PROMPT = Provide nothing but the number of lines containing the string "safety".
═══ TASK DATA
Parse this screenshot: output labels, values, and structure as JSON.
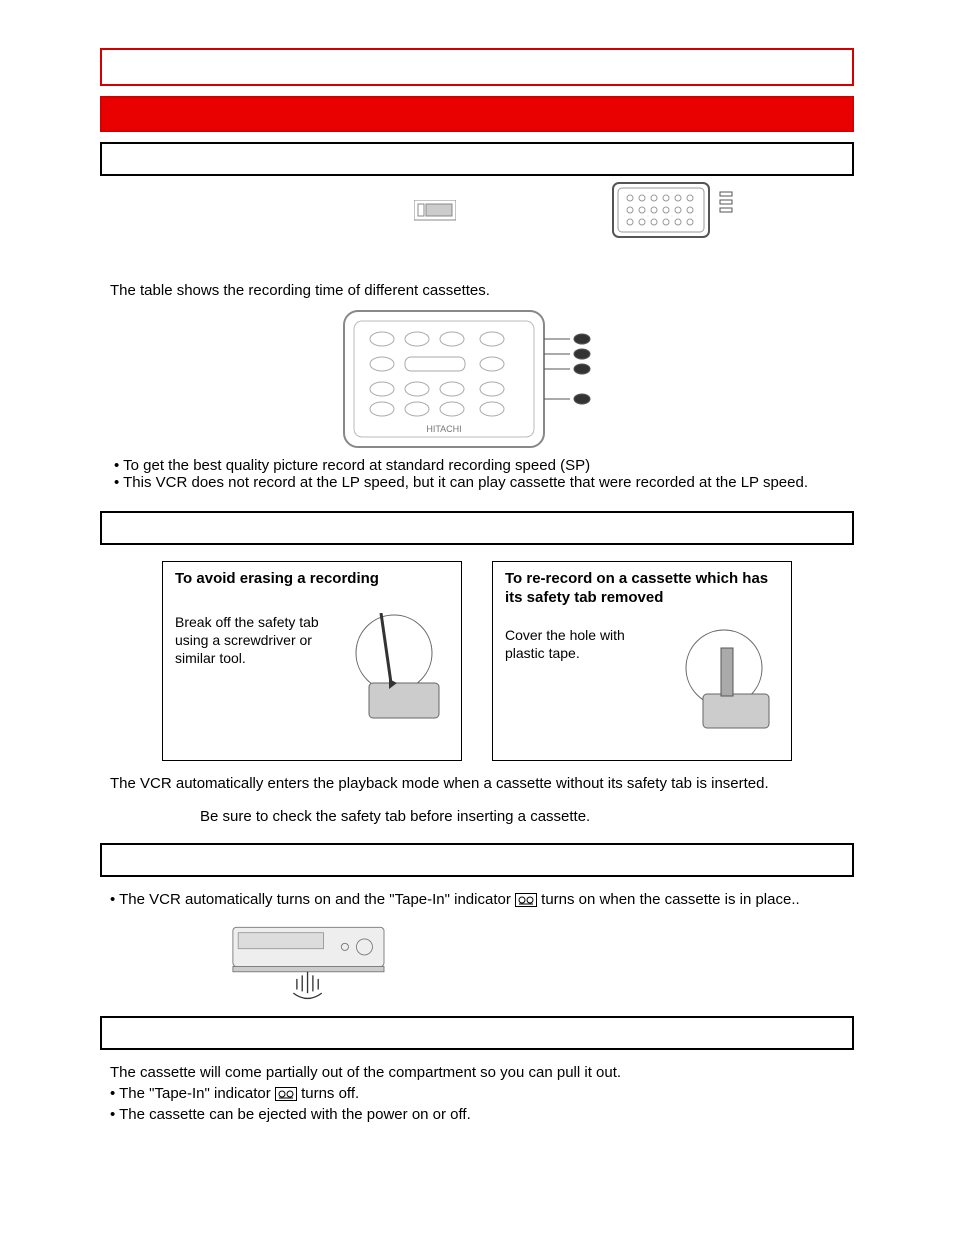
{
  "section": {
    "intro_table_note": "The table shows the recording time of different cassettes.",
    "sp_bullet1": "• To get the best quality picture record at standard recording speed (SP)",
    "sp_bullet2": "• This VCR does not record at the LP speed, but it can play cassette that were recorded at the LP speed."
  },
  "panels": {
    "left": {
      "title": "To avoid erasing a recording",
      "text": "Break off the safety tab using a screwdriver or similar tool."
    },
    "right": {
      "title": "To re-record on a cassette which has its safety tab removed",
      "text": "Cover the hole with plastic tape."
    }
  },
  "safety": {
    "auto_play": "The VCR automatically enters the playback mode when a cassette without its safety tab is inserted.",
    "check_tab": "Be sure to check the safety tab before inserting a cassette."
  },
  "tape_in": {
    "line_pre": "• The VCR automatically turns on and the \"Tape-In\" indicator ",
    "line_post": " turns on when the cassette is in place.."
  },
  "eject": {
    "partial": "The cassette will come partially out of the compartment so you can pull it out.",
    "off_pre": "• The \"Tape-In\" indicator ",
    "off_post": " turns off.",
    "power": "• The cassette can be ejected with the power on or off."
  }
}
══════
═══ TASK DATA
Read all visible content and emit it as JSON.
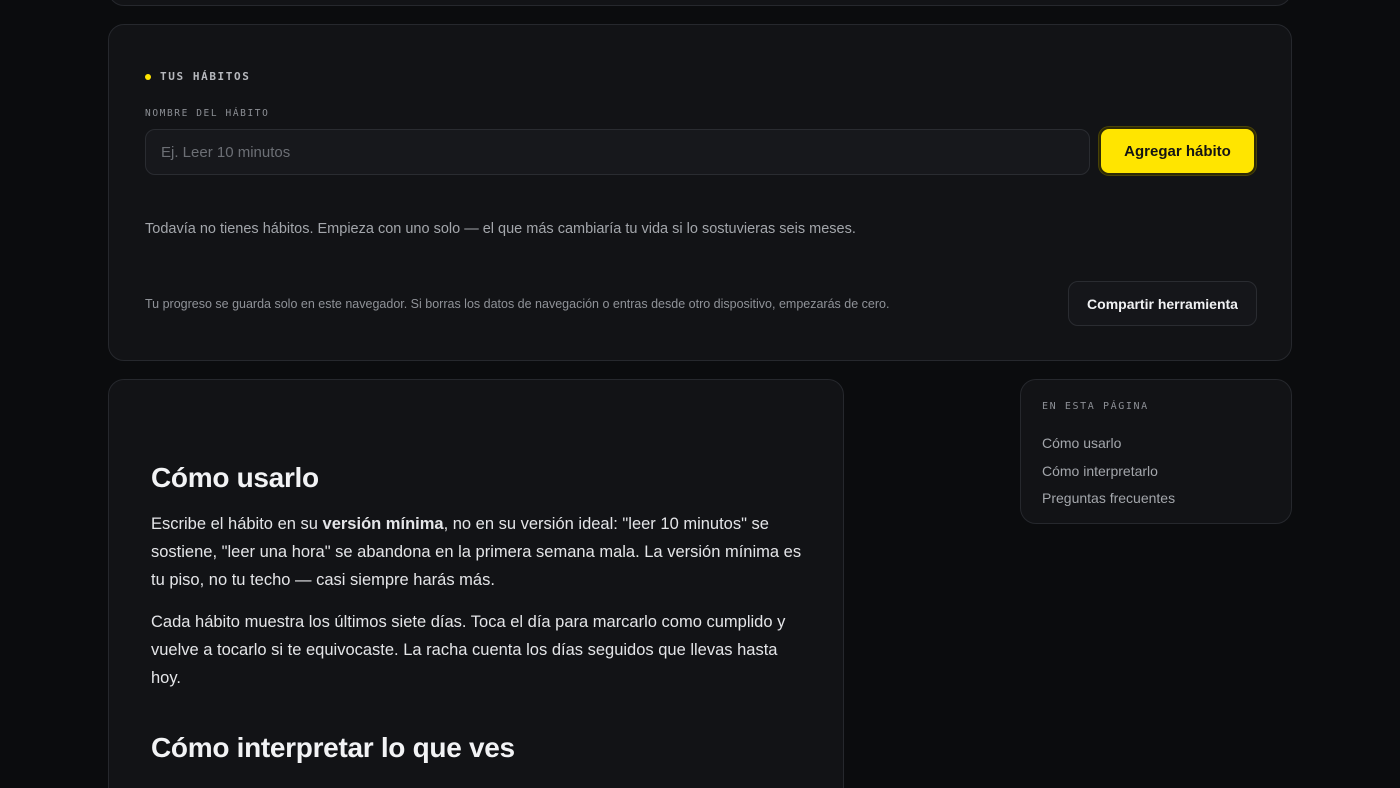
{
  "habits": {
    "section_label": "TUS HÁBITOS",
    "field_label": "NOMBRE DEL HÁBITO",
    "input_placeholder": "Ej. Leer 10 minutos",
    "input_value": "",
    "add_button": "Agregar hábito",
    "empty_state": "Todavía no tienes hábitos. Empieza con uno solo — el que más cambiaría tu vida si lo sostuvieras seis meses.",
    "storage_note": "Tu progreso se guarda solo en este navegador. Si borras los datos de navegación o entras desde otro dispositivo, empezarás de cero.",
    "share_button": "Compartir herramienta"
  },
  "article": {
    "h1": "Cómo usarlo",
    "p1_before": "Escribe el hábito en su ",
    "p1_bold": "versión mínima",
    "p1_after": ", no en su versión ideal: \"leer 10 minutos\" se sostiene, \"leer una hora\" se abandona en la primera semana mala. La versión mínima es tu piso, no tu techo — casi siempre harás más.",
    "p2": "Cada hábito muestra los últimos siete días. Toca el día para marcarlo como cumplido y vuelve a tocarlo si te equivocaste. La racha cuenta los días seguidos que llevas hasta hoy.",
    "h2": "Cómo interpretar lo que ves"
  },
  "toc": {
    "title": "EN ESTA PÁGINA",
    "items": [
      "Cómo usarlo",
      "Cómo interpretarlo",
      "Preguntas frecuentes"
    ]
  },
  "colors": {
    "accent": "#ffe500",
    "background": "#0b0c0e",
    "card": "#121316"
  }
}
══════
═══ TASK DATA
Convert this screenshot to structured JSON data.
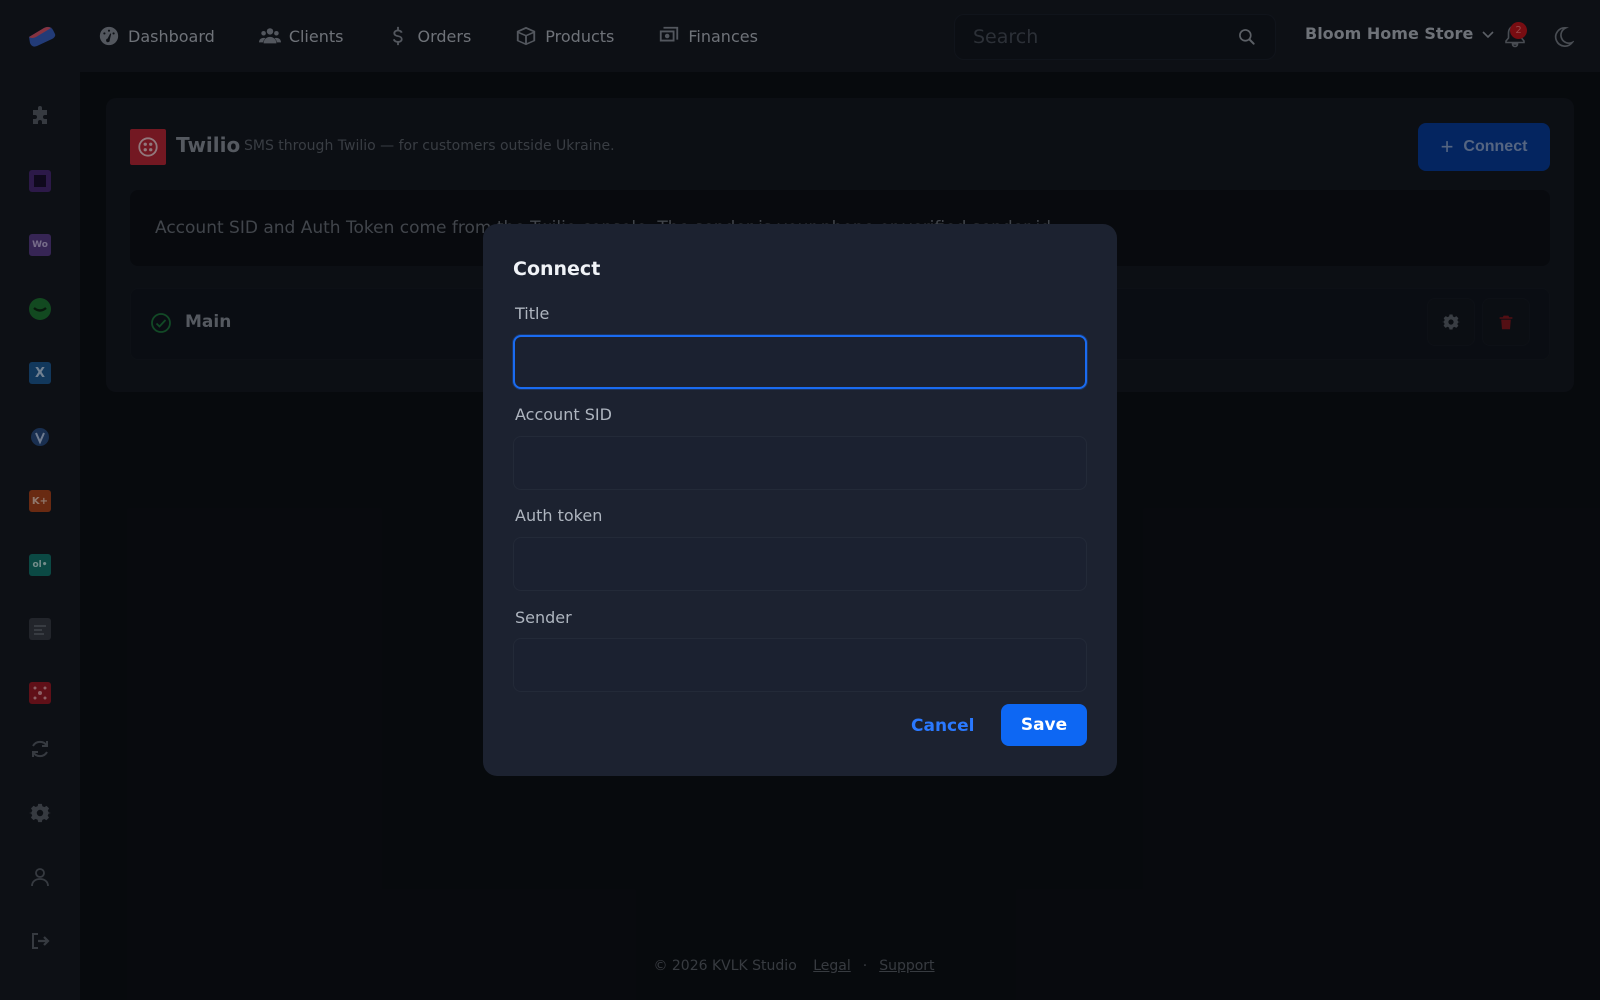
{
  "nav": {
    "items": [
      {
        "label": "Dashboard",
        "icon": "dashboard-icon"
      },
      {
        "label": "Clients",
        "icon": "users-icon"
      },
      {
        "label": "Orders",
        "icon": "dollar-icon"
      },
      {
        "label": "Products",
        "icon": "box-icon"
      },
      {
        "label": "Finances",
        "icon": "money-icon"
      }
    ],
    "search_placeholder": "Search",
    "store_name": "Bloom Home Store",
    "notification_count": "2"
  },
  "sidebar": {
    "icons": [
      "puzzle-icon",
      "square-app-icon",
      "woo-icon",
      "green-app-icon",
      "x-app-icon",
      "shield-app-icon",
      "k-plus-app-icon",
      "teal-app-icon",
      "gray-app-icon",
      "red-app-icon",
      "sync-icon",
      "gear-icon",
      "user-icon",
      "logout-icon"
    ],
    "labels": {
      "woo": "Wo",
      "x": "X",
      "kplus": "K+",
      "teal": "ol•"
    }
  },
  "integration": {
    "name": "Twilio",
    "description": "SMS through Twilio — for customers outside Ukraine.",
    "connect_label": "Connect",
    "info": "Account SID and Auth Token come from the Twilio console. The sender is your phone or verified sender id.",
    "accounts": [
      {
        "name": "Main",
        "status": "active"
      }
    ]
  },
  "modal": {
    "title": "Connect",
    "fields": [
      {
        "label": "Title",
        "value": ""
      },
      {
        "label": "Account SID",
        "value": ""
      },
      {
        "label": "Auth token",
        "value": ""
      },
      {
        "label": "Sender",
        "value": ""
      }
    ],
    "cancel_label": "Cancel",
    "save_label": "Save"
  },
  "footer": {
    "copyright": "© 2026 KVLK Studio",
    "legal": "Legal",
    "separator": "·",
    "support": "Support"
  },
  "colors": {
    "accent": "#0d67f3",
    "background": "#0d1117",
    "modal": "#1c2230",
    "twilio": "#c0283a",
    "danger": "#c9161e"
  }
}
══════
OUTPUT BELOW = 5